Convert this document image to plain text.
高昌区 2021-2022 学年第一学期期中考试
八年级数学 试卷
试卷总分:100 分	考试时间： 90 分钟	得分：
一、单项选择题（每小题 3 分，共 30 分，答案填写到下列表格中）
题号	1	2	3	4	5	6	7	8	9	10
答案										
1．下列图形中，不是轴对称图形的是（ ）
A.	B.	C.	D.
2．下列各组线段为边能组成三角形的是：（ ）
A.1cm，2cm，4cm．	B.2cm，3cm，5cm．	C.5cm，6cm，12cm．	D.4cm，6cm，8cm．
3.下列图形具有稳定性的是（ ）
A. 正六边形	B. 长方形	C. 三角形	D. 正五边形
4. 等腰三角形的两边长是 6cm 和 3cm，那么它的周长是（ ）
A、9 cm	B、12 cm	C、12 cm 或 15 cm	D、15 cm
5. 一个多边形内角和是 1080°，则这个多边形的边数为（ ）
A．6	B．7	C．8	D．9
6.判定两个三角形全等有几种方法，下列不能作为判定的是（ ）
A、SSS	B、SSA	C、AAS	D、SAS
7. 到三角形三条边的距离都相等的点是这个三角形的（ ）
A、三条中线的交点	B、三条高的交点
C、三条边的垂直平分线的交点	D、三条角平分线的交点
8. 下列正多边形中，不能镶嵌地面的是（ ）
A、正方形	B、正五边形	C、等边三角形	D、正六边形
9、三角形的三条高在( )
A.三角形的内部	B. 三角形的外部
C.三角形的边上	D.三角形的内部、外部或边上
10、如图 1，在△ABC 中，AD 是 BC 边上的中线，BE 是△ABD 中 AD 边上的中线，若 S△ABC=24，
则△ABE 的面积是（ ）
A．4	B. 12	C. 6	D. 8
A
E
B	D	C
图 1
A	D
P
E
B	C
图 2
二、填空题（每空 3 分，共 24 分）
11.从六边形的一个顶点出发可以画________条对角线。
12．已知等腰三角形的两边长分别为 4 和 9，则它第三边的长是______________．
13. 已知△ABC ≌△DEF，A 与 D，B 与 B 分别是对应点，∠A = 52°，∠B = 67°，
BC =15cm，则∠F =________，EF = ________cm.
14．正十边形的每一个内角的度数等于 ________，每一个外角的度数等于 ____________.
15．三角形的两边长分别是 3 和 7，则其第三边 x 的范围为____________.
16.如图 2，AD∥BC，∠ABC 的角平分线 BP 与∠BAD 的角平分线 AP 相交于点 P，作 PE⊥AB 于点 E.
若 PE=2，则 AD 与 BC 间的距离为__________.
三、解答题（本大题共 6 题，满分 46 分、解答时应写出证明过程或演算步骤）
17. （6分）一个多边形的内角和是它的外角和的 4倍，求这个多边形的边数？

• [Aim] Write each line above out exactly.

• [Solved exercise]
Convert this document image to plain text.
高昌区 2021-2022 学年第一学期期中考试
八年级数学 试卷
试卷总分:100 分	考试时间： 90 分钟	得分：
一、单项选择题（每小题 3 分，共 30 分，答案填写到下列表格中）
题号	1	2	3	4	5	6	7	8	9	10
答案										
1．下列图形中，不是轴对称图形的是（ ）
A.	B.	C.	D.
2．下列各组线段为边能组成三角形的是：（ ）
A.1cm，2cm，4cm．	B.2cm，3cm，5cm．	C.5cm，6cm，12cm．	D.4cm，6cm，8cm．
3.下列图形具有稳定性的是（ ）
A. 正六边形	B. 长方形	C. 三角形	D. 正五边形
4. 等腰三角形的两边长是 6cm 和 3cm，那么它的周长是（ ）
A、9 cm	B、12 cm	C、12 cm 或 15 cm	D、15 cm
5. 一个多边形内角和是 1080°，则这个多边形的边数为（ ）
A．6	B．7	C．8	D．9
6.判定两个三角形全等有几种方法，下列不能作为判定的是（ ）
A、SSS	B、SSA	C、AAS	D、SAS
7. 到三角形三条边的距离都相等的点是这个三角形的（ ）
A、三条中线的交点	B、三条高的交点
C、三条边的垂直平分线的交点	D、三条角平分线的交点
8. 下列正多边形中，不能镶嵌地面的是（ ）
A、正方形	B、正五边形	C、等边三角形	D、正六边形
9、三角形的三条高在( )
A.三角形的内部	B. 三角形的外部
C.三角形的边上	D.三角形的内部、外部或边上
10、如图 1，在△ABC 中，AD 是 BC 边上的中线，BE 是△ABD 中 AD 边上的中线，若 S△ABC=24，
则△ABE 的面积是（ ）
A．4	B. 12	C. 6	D. 8
A
E
B	D	C
图 1
A	D
P
E
B	C
图 2
二、填空题（每空 3 分，共 24 分）
11.从六边形的一个顶点出发可以画________条对角线。
12．已知等腰三角形的两边长分别为 4 和 9，则它第三边的长是______________．
13. 已知△ABC ≌△DEF，A 与 D，B 与 B 分别是对应点，∠A = 52°，∠B = 67°，
BC =15cm，则∠F =________，EF = ________cm.
14．正十边形的每一个内角的度数等于 ________，每一个外角的度数等于 ____________.
15．三角形的两边长分别是 3 和 7，则其第三边 x 的范围为____________.
16.如图 2，AD∥BC，∠ABC 的角平分线 BP 与∠BAD 的角平分线 AP 相交于点 P，作 PE⊥AB 于点 E.
若 PE=2，则 AD 与 BC 间的距离为__________.
三、解答题（本大题共 6 题，满分 46 分、解答时应写出证明过程或演算步骤）
17. （6分）一个多边形的内角和是它的外角和的 4倍，求这个多边形的边数？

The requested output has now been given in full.